# [THE TASK]
Could you write out every entry exactly as it stands?

[Collection entries]
********************

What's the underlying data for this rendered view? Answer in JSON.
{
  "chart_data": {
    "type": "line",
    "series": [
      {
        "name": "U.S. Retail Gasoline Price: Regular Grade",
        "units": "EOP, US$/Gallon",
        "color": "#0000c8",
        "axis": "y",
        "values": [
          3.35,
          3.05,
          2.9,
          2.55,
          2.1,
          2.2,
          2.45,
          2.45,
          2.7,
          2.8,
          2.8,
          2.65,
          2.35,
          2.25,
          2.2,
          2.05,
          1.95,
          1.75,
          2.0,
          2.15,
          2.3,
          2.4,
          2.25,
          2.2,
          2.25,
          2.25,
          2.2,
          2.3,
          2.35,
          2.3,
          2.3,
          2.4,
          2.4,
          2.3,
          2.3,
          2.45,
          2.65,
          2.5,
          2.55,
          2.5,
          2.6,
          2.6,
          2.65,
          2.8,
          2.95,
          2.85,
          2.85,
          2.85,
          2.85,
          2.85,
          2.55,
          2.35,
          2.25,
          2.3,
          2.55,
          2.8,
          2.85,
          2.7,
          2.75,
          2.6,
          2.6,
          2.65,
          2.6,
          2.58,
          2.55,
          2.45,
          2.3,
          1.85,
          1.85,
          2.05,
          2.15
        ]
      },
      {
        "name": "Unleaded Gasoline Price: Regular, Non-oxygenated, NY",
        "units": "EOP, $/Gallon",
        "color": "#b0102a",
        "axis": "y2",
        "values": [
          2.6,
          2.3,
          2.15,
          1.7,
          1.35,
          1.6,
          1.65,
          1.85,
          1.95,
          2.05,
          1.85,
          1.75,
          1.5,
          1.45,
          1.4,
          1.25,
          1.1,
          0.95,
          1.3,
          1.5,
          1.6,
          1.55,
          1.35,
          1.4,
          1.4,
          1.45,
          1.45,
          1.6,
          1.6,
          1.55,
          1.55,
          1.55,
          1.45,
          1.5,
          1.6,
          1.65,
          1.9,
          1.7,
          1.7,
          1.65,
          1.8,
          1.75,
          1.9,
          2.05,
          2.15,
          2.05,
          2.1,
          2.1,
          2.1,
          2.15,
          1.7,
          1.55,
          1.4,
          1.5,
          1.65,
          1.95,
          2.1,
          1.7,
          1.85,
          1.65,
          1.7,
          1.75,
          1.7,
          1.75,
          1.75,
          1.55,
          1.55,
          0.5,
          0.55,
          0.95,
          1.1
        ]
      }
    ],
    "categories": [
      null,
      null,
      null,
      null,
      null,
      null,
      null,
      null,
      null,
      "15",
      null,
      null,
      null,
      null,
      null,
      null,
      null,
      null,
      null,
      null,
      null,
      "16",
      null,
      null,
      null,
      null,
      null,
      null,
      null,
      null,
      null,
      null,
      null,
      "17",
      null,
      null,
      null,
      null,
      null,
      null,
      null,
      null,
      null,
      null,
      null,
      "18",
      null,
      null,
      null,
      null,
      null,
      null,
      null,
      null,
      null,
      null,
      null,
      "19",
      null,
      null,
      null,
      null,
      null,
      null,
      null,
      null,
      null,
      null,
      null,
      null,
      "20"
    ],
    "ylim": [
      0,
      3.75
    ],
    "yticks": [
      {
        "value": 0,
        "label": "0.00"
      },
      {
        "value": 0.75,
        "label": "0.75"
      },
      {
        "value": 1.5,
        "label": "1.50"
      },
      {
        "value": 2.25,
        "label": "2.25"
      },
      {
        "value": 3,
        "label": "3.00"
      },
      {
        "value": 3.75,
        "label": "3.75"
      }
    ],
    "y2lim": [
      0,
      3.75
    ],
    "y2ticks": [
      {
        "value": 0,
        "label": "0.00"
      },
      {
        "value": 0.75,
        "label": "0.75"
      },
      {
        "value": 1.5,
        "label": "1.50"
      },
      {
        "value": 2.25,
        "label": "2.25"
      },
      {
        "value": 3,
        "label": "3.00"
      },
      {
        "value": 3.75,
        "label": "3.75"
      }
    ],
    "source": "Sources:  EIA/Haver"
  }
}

********************

# [FINAL ANSWER]
What's the underlying data for this rendered view? Answer in JSON.
{
  "chart_data": {
    "type": "line",
    "series": [
      {
        "name": "U.S. Retail Gasoline Price: Regular Grade",
        "units": "EOP, US$/Gallon",
        "color": "#0000c8",
        "axis": "y",
        "values": [
          3.35,
          3.05,
          2.9,
          2.55,
          2.1,
          2.2,
          2.45,
          2.45,
          2.7,
          2.8,
          2.8,
          2.65,
          2.35,
          2.25,
          2.2,
          2.05,
          1.95,
          1.75,
          2.0,
          2.15,
          2.3,
          2.4,
          2.25,
          2.2,
          2.25,
          2.25,
          2.2,
          2.3,
          2.35,
          2.3,
          2.3,
          2.4,
          2.4,
          2.3,
          2.3,
          2.45,
          2.65,
          2.5,
          2.55,
          2.5,
          2.6,
          2.6,
          2.65,
          2.8,
          2.95,
          2.85,
          2.85,
          2.85,
          2.85,
          2.85,
          2.55,
          2.35,
          2.25,
          2.3,
          2.55,
          2.8,
          2.85,
          2.7,
          2.75,
          2.6,
          2.6,
          2.65,
          2.6,
          2.58,
          2.55,
          2.45,
          2.3,
          1.85,
          1.85,
          2.05,
          2.15
        ]
      },
      {
        "name": "Unleaded Gasoline Price: Regular, Non-oxygenated, NY",
        "units": "EOP, $/Gallon",
        "color": "#b0102a",
        "axis": "y2",
        "values": [
          2.6,
          2.3,
          2.15,
          1.7,
          1.35,
          1.6,
          1.65,
          1.85,
          1.95,
          2.05,
          1.85,
          1.75,
          1.5,
          1.45,
          1.4,
          1.25,
          1.1,
          0.95,
          1.3,
          1.5,
          1.6,
          1.55,
          1.35,
          1.4,
          1.4,
          1.45,
          1.45,
          1.6,
          1.6,
          1.55,
          1.55,
          1.55,
          1.45,
          1.5,
          1.6,
          1.65,
          1.9,
          1.7,
          1.7,
          1.65,
          1.8,
          1.75,
          1.9,
          2.05,
          2.15,
          2.05,
          2.1,
          2.1,
          2.1,
          2.15,
          1.7,
          1.55,
          1.4,
          1.5,
          1.65,
          1.95,
          2.1,
          1.7,
          1.85,
          1.65,
          1.7,
          1.75,
          1.7,
          1.75,
          1.75,
          1.55,
          1.55,
          0.5,
          0.55,
          0.95,
          1.1
        ]
      }
    ],
    "categories": [
      null,
      null,
      null,
      null,
      null,
      null,
      null,
      null,
      null,
      "15",
      null,
      null,
      null,
      null,
      null,
      null,
      null,
      null,
      null,
      null,
      null,
      "16",
      null,
      null,
      null,
      null,
      null,
      null,
      null,
      null,
      null,
      null,
      null,
      "17",
      null,
      null,
      null,
      null,
      null,
      null,
      null,
      null,
      null,
      null,
      null,
      "18",
      null,
      null,
      null,
      null,
      null,
      null,
      null,
      null,
      null,
      null,
      null,
      "19",
      null,
      null,
      null,
      null,
      null,
      null,
      null,
      null,
      null,
      null,
      null,
      null,
      "20"
    ],
    "ylim": [
      0,
      3.75
    ],
    "yticks": [
      {
        "value": 0,
        "label": "0.00"
      },
      {
        "value": 0.75,
        "label": "0.75"
      },
      {
        "value": 1.5,
        "label": "1.50"
      },
      {
        "value": 2.25,
        "label": "2.25"
      },
      {
        "value": 3,
        "label": "3.00"
      },
      {
        "value": 3.75,
        "label": "3.75"
      }
    ],
    "y2lim": [
      0,
      3.75
    ],
    "y2ticks": [
      {
        "value": 0,
        "label": "0.00"
      },
      {
        "value": 0.75,
        "label": "0.75"
      },
      {
        "value": 1.5,
        "label": "1.50"
      },
      {
        "value": 2.25,
        "label": "2.25"
      },
      {
        "value": 3,
        "label": "3.00"
      },
      {
        "value": 3.75,
        "label": "3.75"
      }
    ],
    "source": "Sources:  EIA/Haver"
  }
}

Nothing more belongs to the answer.